### [Brief]
Gather every line holding the string "this".

··········

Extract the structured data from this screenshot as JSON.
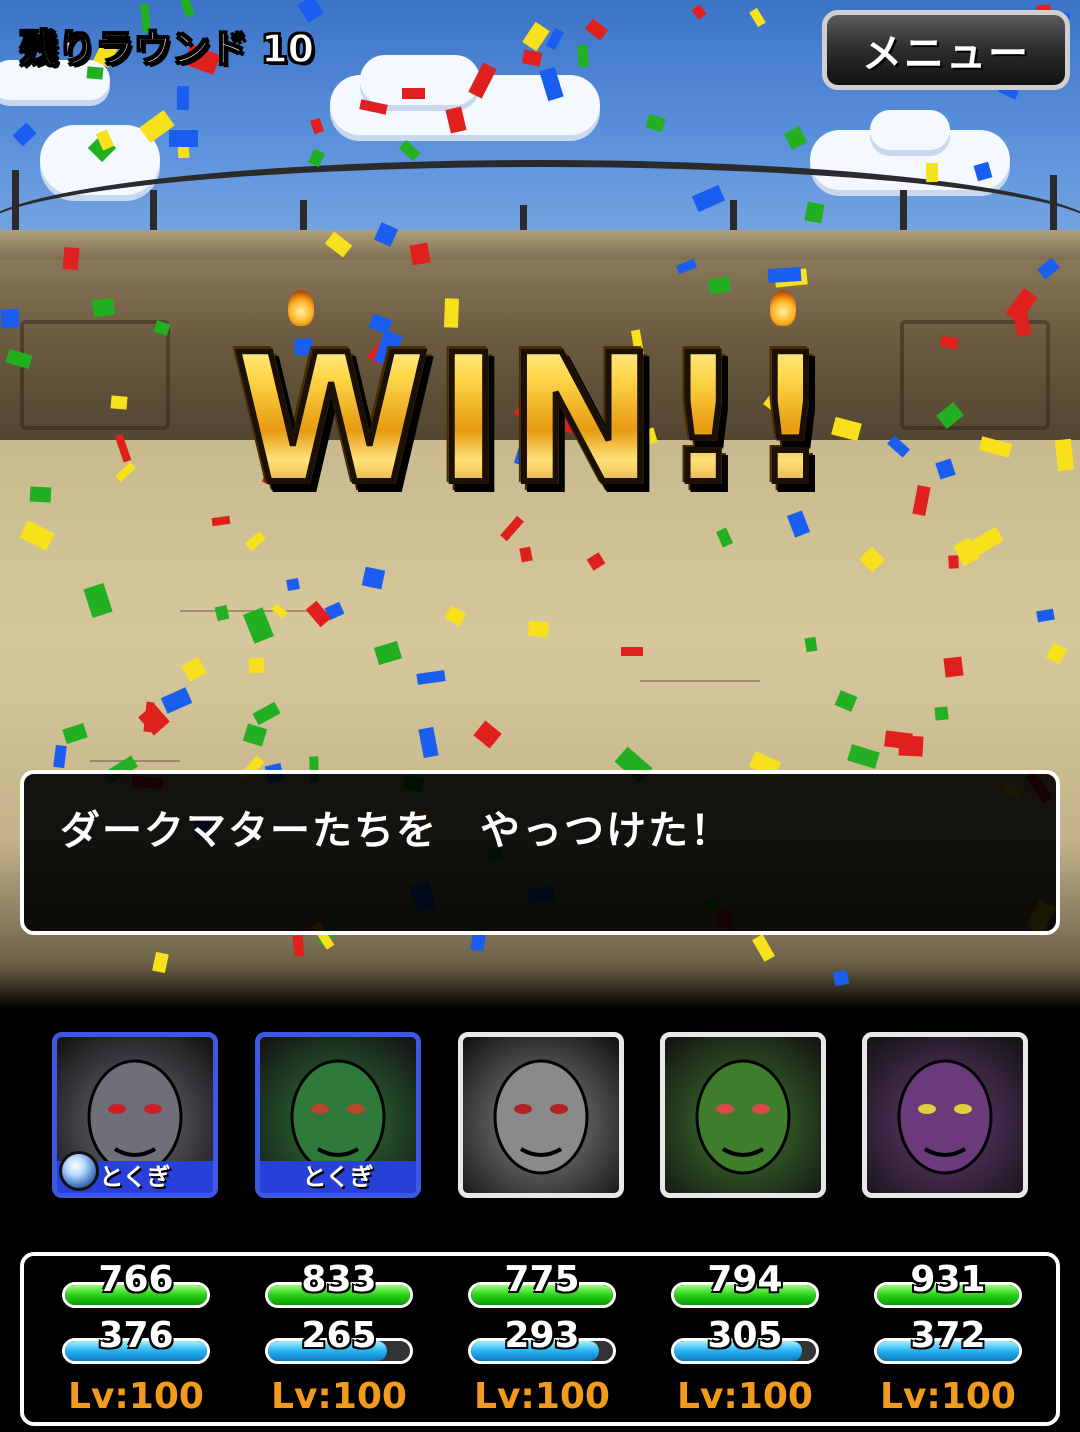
{
  "hud": {
    "rounds_left": "残りラウンド 10",
    "menu_label": "メニュー"
  },
  "banner": {
    "text": "WIN!!"
  },
  "message": {
    "text": "ダークマターたちを　やっつけた！"
  },
  "party": [
    {
      "skill_label": "とくぎ",
      "has_skill": true,
      "has_gem": true,
      "frame": "blue",
      "face_color": "#6f6f7a",
      "accent": "#c8202a",
      "hp": "766",
      "mp": "376",
      "hp_ratio": 1.0,
      "mp_ratio": 1.0,
      "level": "Lv:100"
    },
    {
      "skill_label": "とくぎ",
      "has_skill": true,
      "has_gem": false,
      "frame": "blue",
      "face_color": "#2f7a3a",
      "accent": "#b9462a",
      "hp": "833",
      "mp": "265",
      "hp_ratio": 1.0,
      "mp_ratio": 0.84,
      "level": "Lv:100"
    },
    {
      "skill_label": "",
      "has_skill": false,
      "has_gem": false,
      "frame": "white",
      "face_color": "#8a8a8a",
      "accent": "#b22222",
      "hp": "775",
      "mp": "293",
      "hp_ratio": 1.0,
      "mp_ratio": 0.9,
      "level": "Lv:100"
    },
    {
      "skill_label": "",
      "has_skill": false,
      "has_gem": false,
      "frame": "white",
      "face_color": "#3f7d2c",
      "accent": "#d94a4a",
      "hp": "794",
      "mp": "305",
      "hp_ratio": 1.0,
      "mp_ratio": 0.9,
      "level": "Lv:100"
    },
    {
      "skill_label": "",
      "has_skill": false,
      "has_gem": false,
      "frame": "white",
      "face_color": "#6a3a7a",
      "accent": "#e0d040",
      "hp": "931",
      "mp": "372",
      "hp_ratio": 1.0,
      "mp_ratio": 1.0,
      "level": "Lv:100"
    }
  ],
  "colors": {
    "frame_blue": "#3c59e6",
    "level_text": "#f29a1c",
    "hp_bar": "#29d21a",
    "mp_bar": "#25b4f2"
  }
}
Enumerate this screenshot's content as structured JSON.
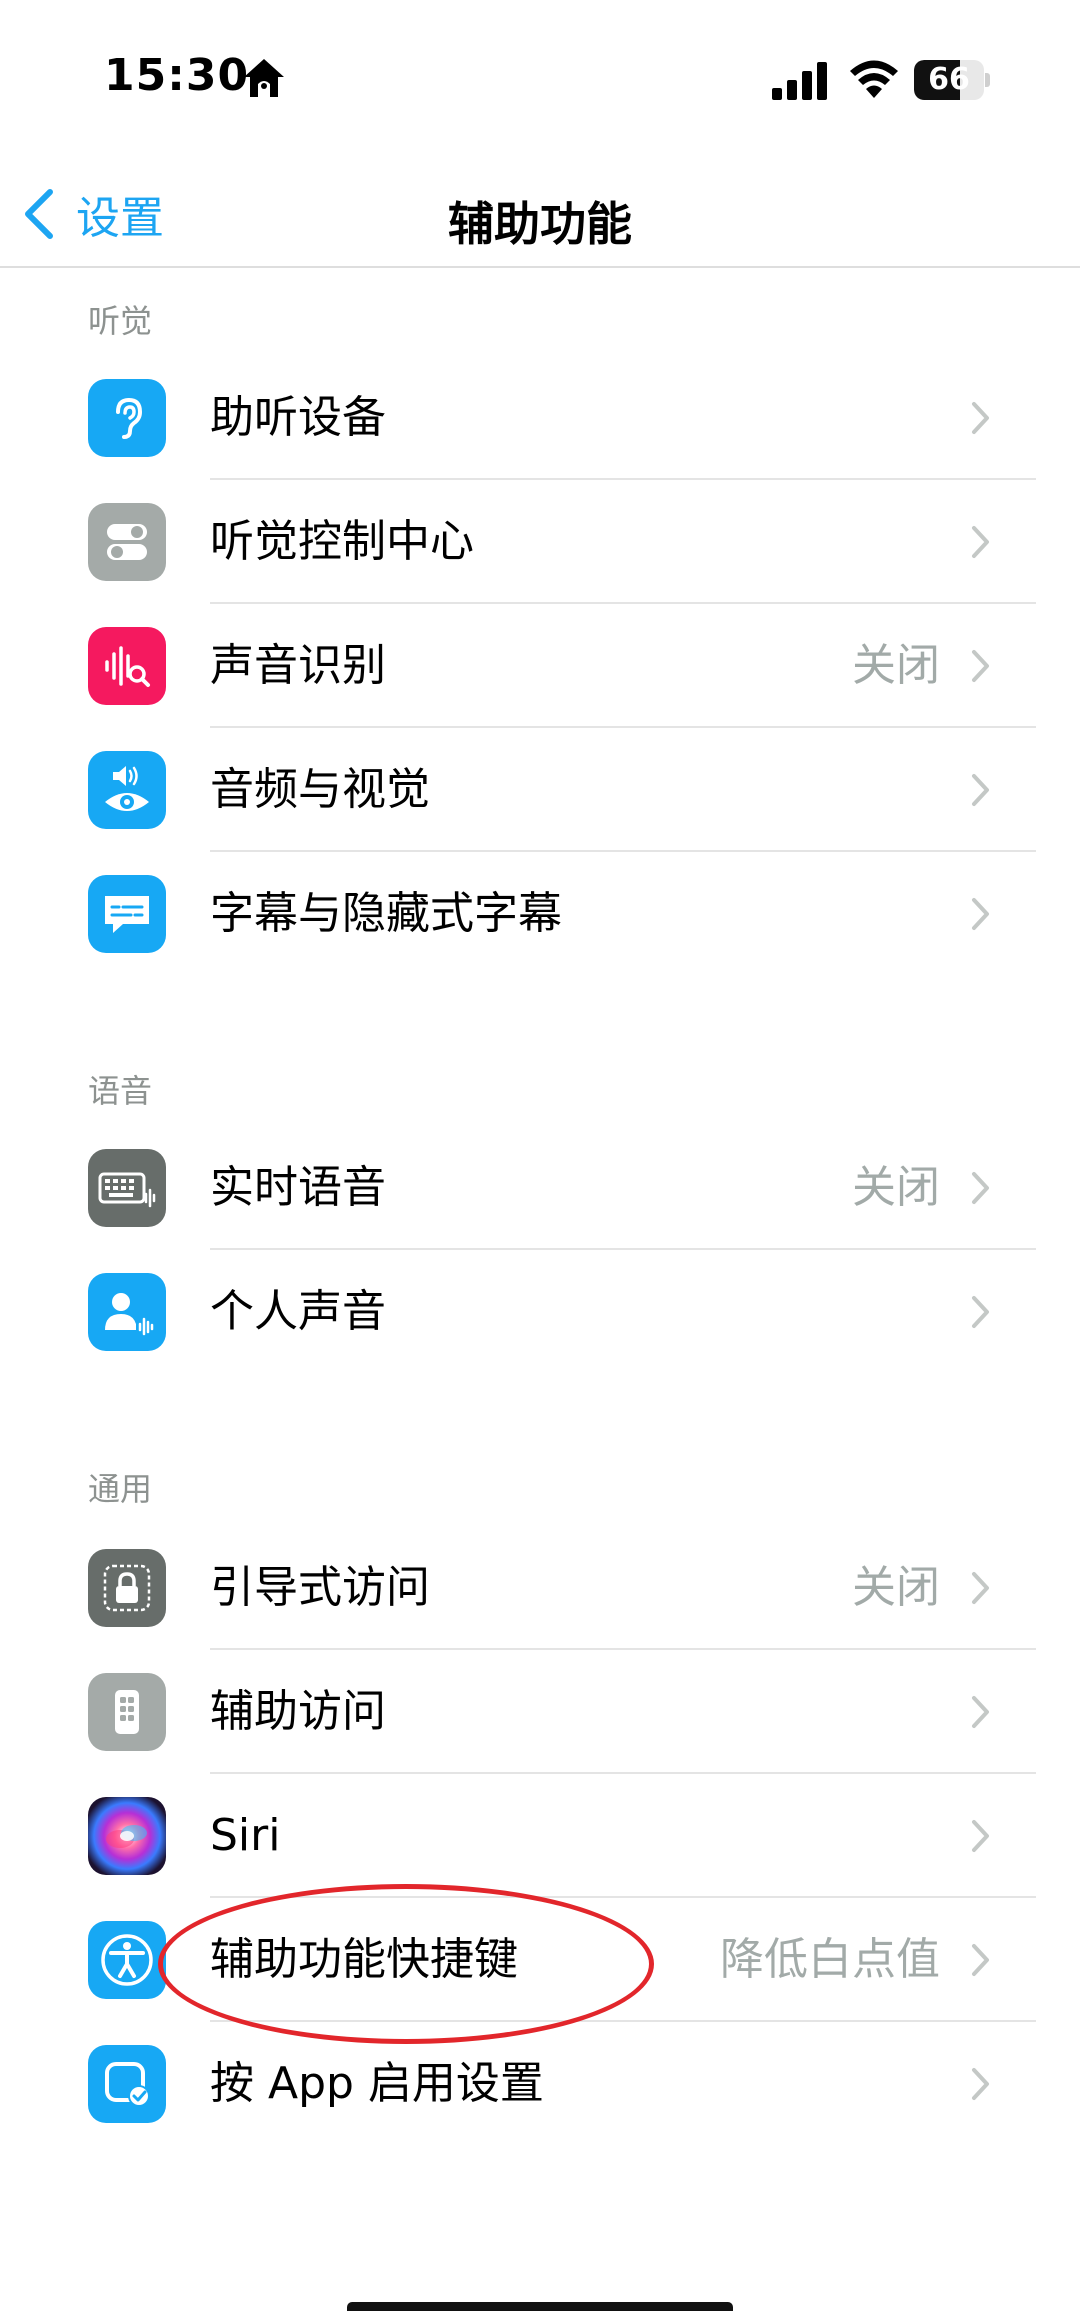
{
  "status_bar": {
    "time": "15:30",
    "battery_level": 66,
    "battery_text": "66"
  },
  "nav": {
    "back_label": "设置",
    "title": "辅助功能"
  },
  "sections": [
    {
      "header": "听觉",
      "items": [
        {
          "label": "助听设备",
          "value": "",
          "icon": "ear-icon",
          "icon_color": "#17a8f4"
        },
        {
          "label": "听觉控制中心",
          "value": "",
          "icon": "toggles-icon",
          "icon_color": "#a4aaa8"
        },
        {
          "label": "声音识别",
          "value": "关闭",
          "icon": "sound-recognition-icon",
          "icon_color": "#f5195f"
        },
        {
          "label": "音频与视觉",
          "value": "",
          "icon": "speaker-eye-icon",
          "icon_color": "#17a8f4"
        },
        {
          "label": "字幕与隐藏式字幕",
          "value": "",
          "icon": "captions-icon",
          "icon_color": "#17a8f4"
        }
      ]
    },
    {
      "header": "语音",
      "items": [
        {
          "label": "实时语音",
          "value": "关闭",
          "icon": "keyboard-waveform-icon",
          "icon_color": "#676d6a"
        },
        {
          "label": "个人声音",
          "value": "",
          "icon": "person-waveform-icon",
          "icon_color": "#17a8f4"
        }
      ]
    },
    {
      "header": "通用",
      "items": [
        {
          "label": "引导式访问",
          "value": "关闭",
          "icon": "lock-icon",
          "icon_color": "#676d6a"
        },
        {
          "label": "辅助访问",
          "value": "",
          "icon": "phone-grid-icon",
          "icon_color": "#a4aaa8"
        },
        {
          "label": "Siri",
          "value": "",
          "icon": "siri-icon",
          "icon_color": "#2a1b3a"
        },
        {
          "label": "辅助功能快捷键",
          "value": "降低白点值",
          "icon": "accessibility-icon",
          "icon_color": "#17a8f4"
        },
        {
          "label": "按 App 启用设置",
          "value": "",
          "icon": "app-checkmark-icon",
          "icon_color": "#17a8f4"
        }
      ]
    }
  ]
}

··········

### [Exercise output]
Extract the structured data from this screenshot as JSON.
Enumerate this screenshot's content as structured JSON.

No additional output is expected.